**PROBLEM DETAILS**:
What lines of the data include the string "tänkte"? Copy them all.

-------

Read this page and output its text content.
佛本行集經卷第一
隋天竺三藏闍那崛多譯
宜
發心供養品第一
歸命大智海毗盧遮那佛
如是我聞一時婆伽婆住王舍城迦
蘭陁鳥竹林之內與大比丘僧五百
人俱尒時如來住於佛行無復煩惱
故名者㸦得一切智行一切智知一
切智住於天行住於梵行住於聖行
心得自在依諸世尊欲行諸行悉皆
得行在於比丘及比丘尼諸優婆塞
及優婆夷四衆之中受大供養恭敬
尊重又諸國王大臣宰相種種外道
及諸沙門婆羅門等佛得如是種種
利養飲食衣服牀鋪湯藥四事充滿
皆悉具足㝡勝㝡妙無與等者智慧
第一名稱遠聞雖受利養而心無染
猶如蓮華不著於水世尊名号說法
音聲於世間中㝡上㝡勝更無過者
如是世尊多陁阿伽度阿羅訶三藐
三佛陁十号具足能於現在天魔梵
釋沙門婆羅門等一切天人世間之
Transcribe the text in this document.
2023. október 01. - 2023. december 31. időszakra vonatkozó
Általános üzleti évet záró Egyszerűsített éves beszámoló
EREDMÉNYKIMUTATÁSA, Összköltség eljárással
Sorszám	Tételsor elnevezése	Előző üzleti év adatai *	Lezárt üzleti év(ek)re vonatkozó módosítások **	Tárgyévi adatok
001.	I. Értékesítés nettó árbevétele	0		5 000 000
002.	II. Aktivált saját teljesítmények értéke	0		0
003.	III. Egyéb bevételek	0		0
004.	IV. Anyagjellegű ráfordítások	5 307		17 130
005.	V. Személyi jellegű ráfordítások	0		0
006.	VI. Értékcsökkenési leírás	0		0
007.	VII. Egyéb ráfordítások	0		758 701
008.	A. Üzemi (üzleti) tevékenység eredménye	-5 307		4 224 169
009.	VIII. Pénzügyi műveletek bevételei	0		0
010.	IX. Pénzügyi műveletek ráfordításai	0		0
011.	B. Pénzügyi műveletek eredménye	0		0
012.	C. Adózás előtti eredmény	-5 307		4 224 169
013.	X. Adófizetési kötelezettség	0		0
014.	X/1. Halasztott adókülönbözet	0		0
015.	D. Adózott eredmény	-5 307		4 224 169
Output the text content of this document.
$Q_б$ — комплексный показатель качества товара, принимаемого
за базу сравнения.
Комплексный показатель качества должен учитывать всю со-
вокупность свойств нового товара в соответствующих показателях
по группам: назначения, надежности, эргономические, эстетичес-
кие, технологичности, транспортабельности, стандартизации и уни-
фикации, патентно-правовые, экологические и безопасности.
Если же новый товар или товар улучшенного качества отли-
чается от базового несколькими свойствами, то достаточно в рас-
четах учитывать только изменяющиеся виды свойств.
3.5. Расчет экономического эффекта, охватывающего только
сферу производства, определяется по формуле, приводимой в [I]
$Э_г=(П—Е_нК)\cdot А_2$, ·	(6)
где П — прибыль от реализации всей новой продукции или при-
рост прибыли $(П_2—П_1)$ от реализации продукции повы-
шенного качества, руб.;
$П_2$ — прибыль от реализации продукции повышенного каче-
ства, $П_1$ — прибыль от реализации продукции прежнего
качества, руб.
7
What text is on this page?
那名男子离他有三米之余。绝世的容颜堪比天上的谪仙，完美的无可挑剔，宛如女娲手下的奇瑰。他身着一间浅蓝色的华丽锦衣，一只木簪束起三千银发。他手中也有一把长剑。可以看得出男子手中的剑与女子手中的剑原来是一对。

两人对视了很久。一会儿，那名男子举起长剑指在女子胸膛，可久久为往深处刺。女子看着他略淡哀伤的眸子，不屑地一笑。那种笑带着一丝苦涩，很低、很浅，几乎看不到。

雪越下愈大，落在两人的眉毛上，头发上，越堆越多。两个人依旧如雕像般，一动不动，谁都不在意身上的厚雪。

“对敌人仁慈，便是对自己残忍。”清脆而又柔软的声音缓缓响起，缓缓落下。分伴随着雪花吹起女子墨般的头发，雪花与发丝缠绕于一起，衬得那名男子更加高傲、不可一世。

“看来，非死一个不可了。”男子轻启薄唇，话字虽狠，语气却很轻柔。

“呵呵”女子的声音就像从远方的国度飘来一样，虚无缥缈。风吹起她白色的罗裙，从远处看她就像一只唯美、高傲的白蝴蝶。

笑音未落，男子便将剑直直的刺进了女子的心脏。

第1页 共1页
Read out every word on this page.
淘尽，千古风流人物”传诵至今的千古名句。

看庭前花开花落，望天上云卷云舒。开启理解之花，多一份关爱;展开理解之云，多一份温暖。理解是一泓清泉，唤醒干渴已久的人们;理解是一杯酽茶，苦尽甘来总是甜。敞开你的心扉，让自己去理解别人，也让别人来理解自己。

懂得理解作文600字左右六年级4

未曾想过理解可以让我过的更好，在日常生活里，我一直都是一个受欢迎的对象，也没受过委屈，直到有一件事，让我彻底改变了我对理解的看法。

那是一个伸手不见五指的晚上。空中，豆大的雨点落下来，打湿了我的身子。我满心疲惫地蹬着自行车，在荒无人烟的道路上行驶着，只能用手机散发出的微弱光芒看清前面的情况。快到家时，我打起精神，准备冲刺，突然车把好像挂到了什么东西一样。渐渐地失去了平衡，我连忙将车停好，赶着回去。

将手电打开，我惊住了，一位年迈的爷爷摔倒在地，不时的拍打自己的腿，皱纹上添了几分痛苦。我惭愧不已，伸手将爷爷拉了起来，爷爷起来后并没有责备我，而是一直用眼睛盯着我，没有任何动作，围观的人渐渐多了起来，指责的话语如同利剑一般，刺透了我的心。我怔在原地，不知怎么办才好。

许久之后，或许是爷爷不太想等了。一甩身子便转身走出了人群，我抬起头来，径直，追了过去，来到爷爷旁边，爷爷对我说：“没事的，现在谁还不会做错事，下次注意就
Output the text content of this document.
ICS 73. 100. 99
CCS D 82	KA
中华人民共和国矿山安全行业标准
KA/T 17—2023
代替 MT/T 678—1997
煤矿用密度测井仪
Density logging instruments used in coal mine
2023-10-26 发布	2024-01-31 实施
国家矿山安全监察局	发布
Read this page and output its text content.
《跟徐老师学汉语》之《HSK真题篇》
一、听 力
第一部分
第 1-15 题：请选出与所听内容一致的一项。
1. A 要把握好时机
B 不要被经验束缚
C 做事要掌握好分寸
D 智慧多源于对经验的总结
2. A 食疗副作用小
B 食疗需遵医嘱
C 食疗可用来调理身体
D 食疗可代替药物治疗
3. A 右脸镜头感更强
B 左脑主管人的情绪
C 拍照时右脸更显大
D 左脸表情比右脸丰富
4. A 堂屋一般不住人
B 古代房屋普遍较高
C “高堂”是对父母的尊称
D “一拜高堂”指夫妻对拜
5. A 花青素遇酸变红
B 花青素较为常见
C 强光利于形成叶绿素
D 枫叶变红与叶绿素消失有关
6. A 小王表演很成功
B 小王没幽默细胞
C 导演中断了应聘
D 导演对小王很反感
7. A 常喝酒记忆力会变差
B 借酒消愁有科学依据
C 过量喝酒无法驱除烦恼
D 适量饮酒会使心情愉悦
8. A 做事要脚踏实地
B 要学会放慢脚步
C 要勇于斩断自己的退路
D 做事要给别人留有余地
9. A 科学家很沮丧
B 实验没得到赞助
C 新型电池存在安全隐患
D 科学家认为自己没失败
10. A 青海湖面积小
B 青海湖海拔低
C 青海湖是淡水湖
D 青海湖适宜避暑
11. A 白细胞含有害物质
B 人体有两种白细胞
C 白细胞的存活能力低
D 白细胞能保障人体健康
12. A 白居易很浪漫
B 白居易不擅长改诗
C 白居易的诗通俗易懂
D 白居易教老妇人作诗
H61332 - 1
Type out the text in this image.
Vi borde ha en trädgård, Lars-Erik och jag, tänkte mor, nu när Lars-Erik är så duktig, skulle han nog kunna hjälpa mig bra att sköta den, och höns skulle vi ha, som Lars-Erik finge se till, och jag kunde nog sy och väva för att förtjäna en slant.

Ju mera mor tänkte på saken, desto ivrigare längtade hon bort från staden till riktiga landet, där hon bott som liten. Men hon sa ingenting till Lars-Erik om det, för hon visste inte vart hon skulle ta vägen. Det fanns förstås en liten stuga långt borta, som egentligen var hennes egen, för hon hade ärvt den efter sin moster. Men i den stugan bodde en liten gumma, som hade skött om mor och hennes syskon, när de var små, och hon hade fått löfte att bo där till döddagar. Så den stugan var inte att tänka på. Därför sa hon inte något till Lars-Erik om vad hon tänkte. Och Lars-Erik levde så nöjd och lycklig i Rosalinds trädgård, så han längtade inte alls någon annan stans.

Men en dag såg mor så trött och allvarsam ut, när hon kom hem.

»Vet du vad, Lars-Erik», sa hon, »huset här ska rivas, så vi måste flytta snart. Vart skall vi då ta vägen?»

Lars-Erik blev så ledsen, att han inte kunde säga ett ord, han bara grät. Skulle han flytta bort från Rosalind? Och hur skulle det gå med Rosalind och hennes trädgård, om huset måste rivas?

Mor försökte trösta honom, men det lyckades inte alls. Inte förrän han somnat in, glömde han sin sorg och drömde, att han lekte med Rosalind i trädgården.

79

-------

**SOLUTION TO THE EXERCISE**:
Vi borde ha en trädgård, Lars-Erik och jag, tänkte mor, nu när Lars-Erik är så duktig, skulle han nog kunna hjälpa mig bra att sköta den, och höns skulle vi ha, som Lars-Erik finge se till, och jag kunde nog sy och väva för att förtjäna en slant.
Ju mera mor tänkte på saken, desto ivrigare längtade hon bort från staden till riktiga landet, där hon bott som liten. Men hon sa ingenting till Lars-Erik om det, för hon visste inte vart hon skulle ta vägen. Det fanns förstås en liten stuga långt borta, som egentligen var hennes egen, för hon hade ärvt den efter sin moster. Men i den stugan bodde en liten gumma, som hade skött om mor och hennes syskon, när de var små, och hon hade fått löfte att bo där till döddagar. Så den stugan var inte att tänka på. Därför sa hon inte något till Lars-Erik om vad hon tänkte. Och Lars-Erik levde så nöjd och lycklig i Rosalinds trädgård, så han längtade inte alls någon annan stans.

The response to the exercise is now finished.